__TASK DESCRIPTION__. Find the line containing "Convert this screenshot". Retype it and every later line of the records exactly, leaving out pictures.

__INPUT FOR THIS TASK__.
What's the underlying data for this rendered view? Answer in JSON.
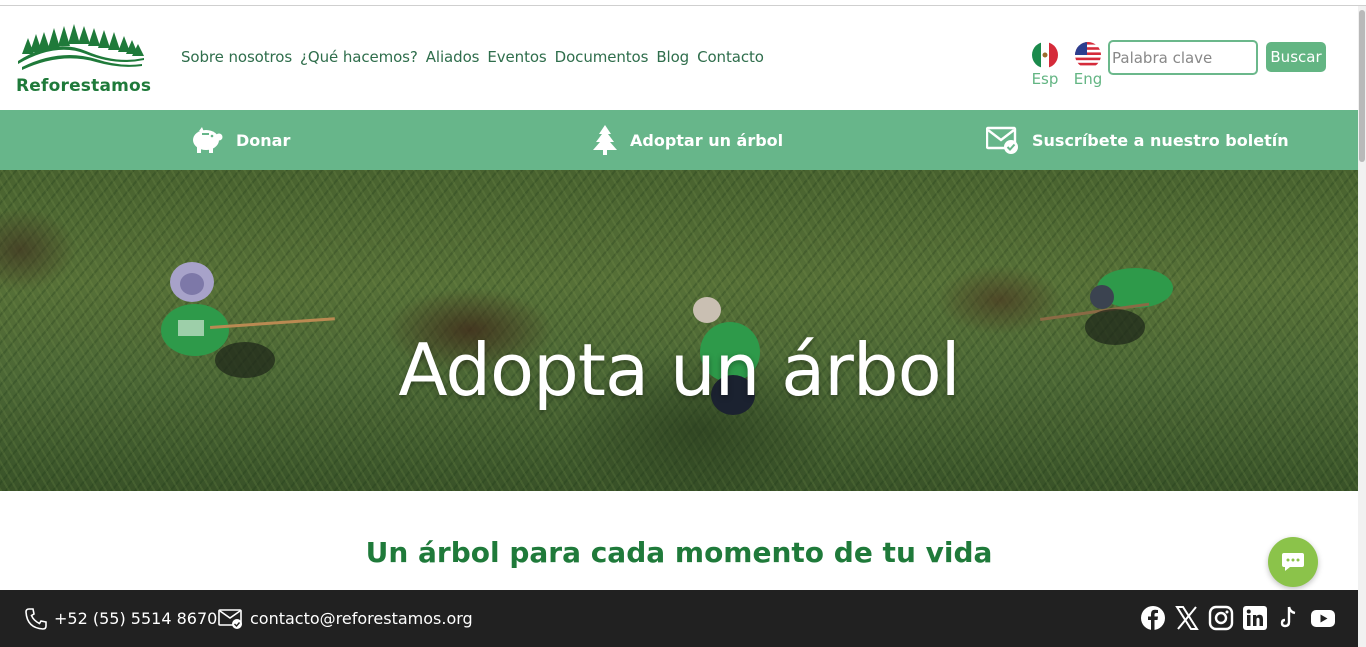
{
  "brand": {
    "name": "Reforestamos"
  },
  "nav": {
    "items": [
      {
        "label": "Sobre nosotros"
      },
      {
        "label": "¿Qué hacemos?"
      },
      {
        "label": "Aliados"
      },
      {
        "label": "Eventos"
      },
      {
        "label": "Documentos"
      },
      {
        "label": "Blog"
      },
      {
        "label": "Contacto"
      }
    ]
  },
  "languages": [
    {
      "label": "Esp",
      "icon": "mexico-flag-icon"
    },
    {
      "label": "Eng",
      "icon": "usa-flag-icon"
    }
  ],
  "search": {
    "placeholder": "Palabra clave",
    "value": "",
    "button_label": "Buscar"
  },
  "actions": [
    {
      "label": "Donar",
      "icon": "piggy-bank-icon"
    },
    {
      "label": "Adoptar un árbol",
      "icon": "tree-icon"
    },
    {
      "label": "Suscríbete a nuestro boletín",
      "icon": "mail-check-icon"
    }
  ],
  "hero": {
    "title": "Adopta un árbol"
  },
  "section": {
    "title": "Un árbol para cada momento de tu vida"
  },
  "contact": {
    "phone": "+52 (55) 5514 8670",
    "email": "contacto@reforestamos.org"
  },
  "socials": [
    "facebook-icon",
    "x-icon",
    "instagram-icon",
    "linkedin-icon",
    "tiktok-icon",
    "youtube-icon"
  ],
  "colors": {
    "brand_green": "#1f7a3a",
    "action_bar": "#67b68a",
    "accent": "#63b583",
    "footer": "#212121",
    "chat": "#8bc34a"
  }
}
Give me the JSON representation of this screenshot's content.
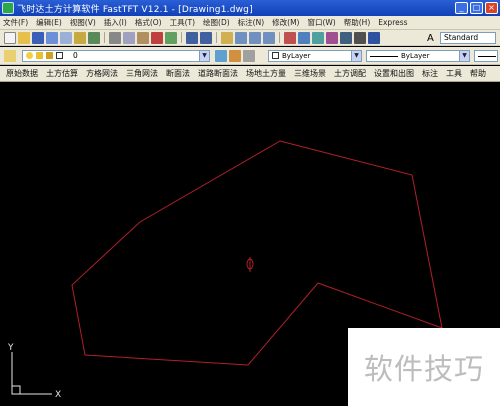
{
  "titlebar": {
    "title": "飞时达土方计算软件 FastTFT V12.1  - [Drawing1.dwg]",
    "min": "_",
    "max": "□",
    "close": "×"
  },
  "menu": [
    "文件(F)",
    "编辑(E)",
    "视图(V)",
    "插入(I)",
    "格式(O)",
    "工具(T)",
    "绘图(D)",
    "标注(N)",
    "修改(M)",
    "窗口(W)",
    "帮助(H)",
    "Express"
  ],
  "toolbar1": {
    "style_value": "Standard"
  },
  "toolbar2": {
    "layer_value": "0",
    "color_value": "ByLayer",
    "linetype_value": "ByLayer"
  },
  "commands": [
    "原始数据",
    "土方估算",
    "方格网法",
    "三角网法",
    "断面法",
    "道路断面法",
    "场地土方量",
    "三维场景",
    "土方调配",
    "设置和出图",
    "标注",
    "工具",
    "帮助"
  ],
  "canvas": {
    "ucs_x": "X",
    "ucs_y": "Y",
    "polygon_color": "#b0202a"
  },
  "watermark": {
    "text": "软件技巧"
  }
}
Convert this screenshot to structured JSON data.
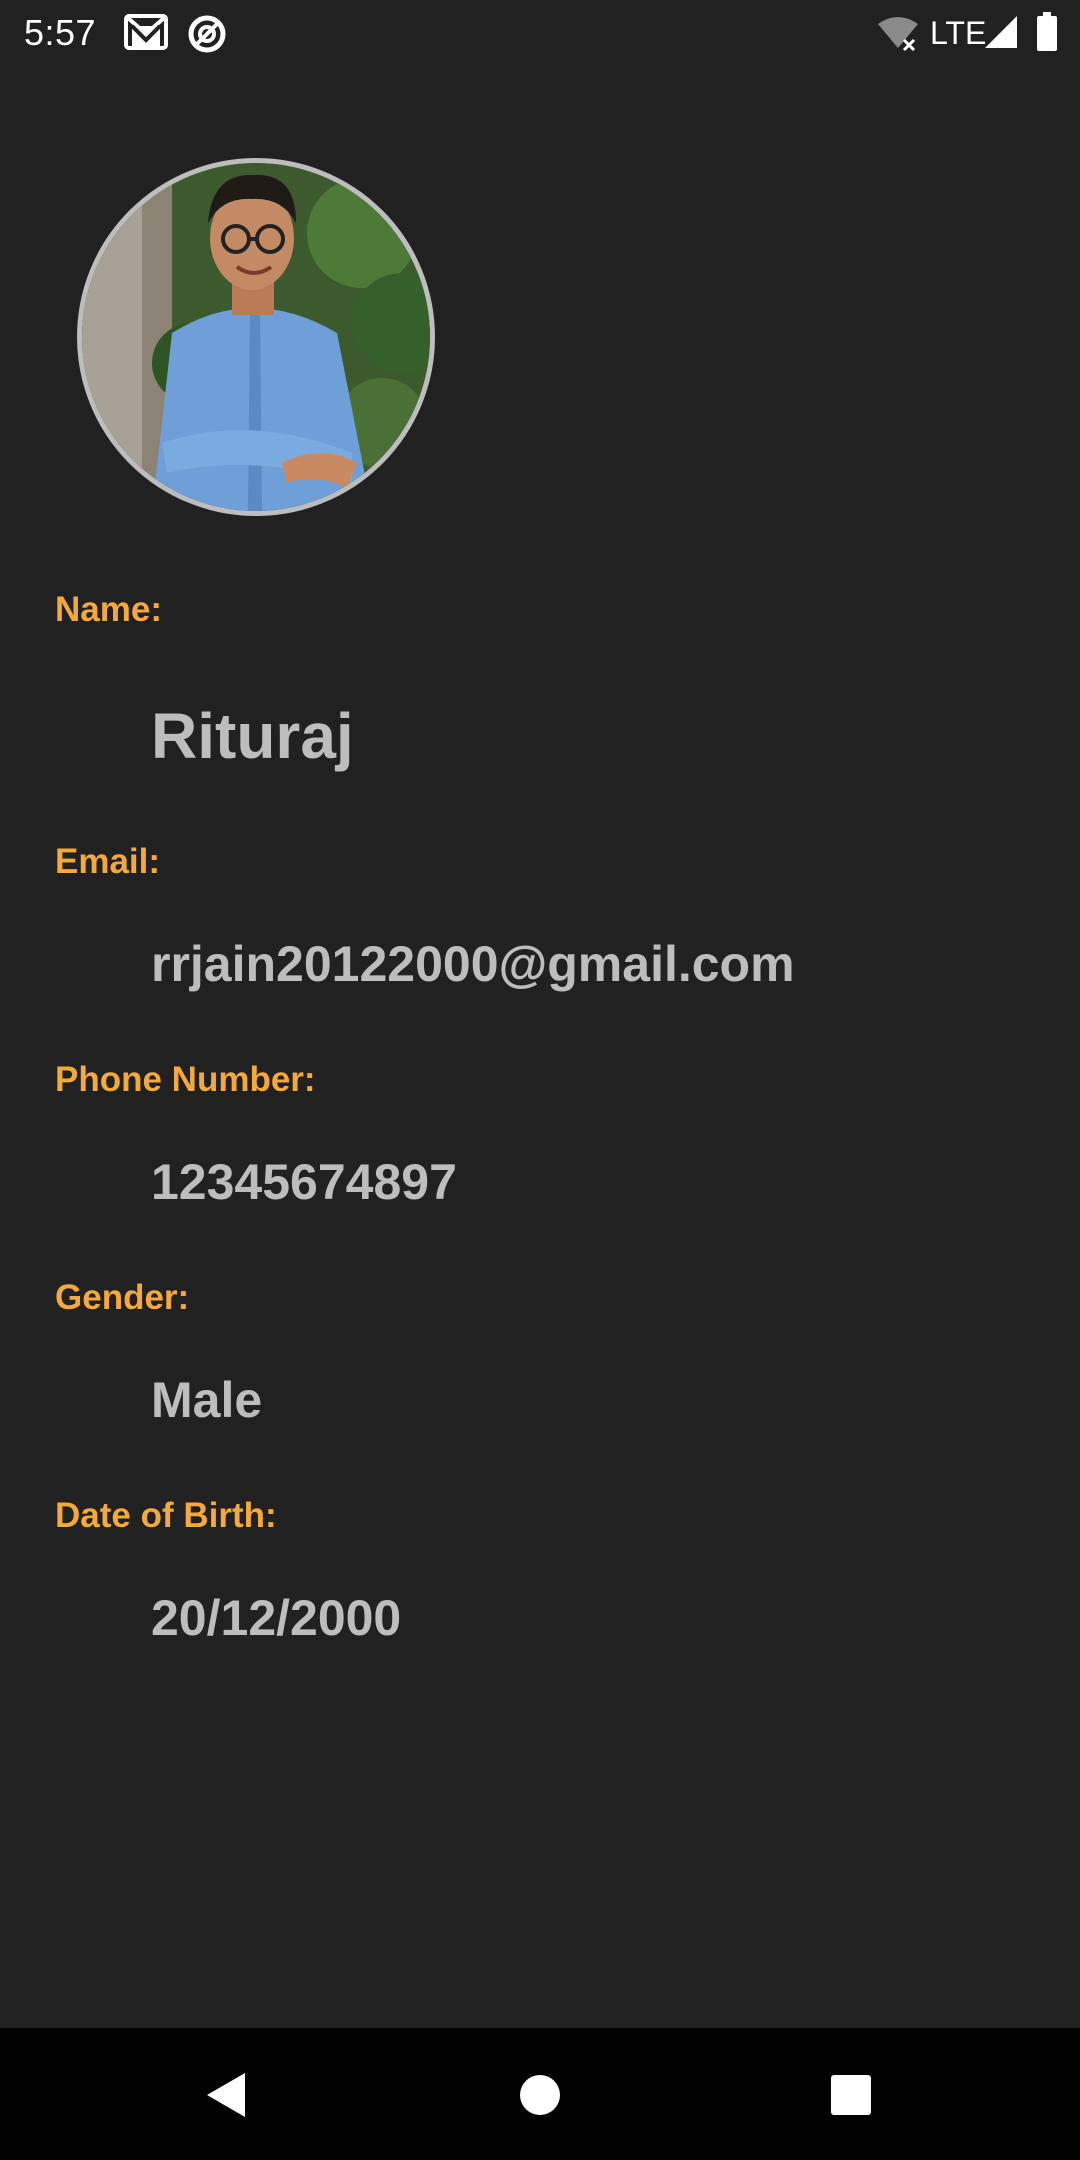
{
  "status_bar": {
    "time": "5:57",
    "network": "LTE",
    "icons": [
      "gmail-icon",
      "sync-icon",
      "wifi-off-icon",
      "signal-icon",
      "battery-icon"
    ]
  },
  "profile": {
    "avatar": "profile-photo",
    "fields": {
      "name": {
        "label": "Name:",
        "value": "Rituraj"
      },
      "email": {
        "label": "Email:",
        "value": "rrjain20122000@gmail.com"
      },
      "phone": {
        "label": "Phone Number:",
        "value": "12345674897"
      },
      "gender": {
        "label": "Gender:",
        "value": "Male"
      },
      "dob": {
        "label": "Date of Birth:",
        "value": "20/12/2000"
      }
    }
  },
  "nav_bar": {
    "buttons": [
      "back-icon",
      "home-icon",
      "recents-icon"
    ]
  },
  "colors": {
    "background": "#212121",
    "label": "#f5a93c",
    "value": "#bdbdbd",
    "nav_background": "#000000"
  }
}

__RESULT OF THE EXERCISE__.
Convert this screenshot to structured JSON data.
{
  "status_bar": {
    "time": "5:57",
    "network": "LTE",
    "icons": [
      "gmail-icon",
      "sync-icon",
      "wifi-off-icon",
      "signal-icon",
      "battery-icon"
    ]
  },
  "profile": {
    "avatar": "profile-photo",
    "fields": {
      "name": {
        "label": "Name:",
        "value": "Rituraj"
      },
      "email": {
        "label": "Email:",
        "value": "rrjain20122000@gmail.com"
      },
      "phone": {
        "label": "Phone Number:",
        "value": "12345674897"
      },
      "gender": {
        "label": "Gender:",
        "value": "Male"
      },
      "dob": {
        "label": "Date of Birth:",
        "value": "20/12/2000"
      }
    }
  },
  "nav_bar": {
    "buttons": [
      "back-icon",
      "home-icon",
      "recents-icon"
    ]
  },
  "colors": {
    "background": "#212121",
    "label": "#f5a93c",
    "value": "#bdbdbd",
    "nav_background": "#000000"
  }
}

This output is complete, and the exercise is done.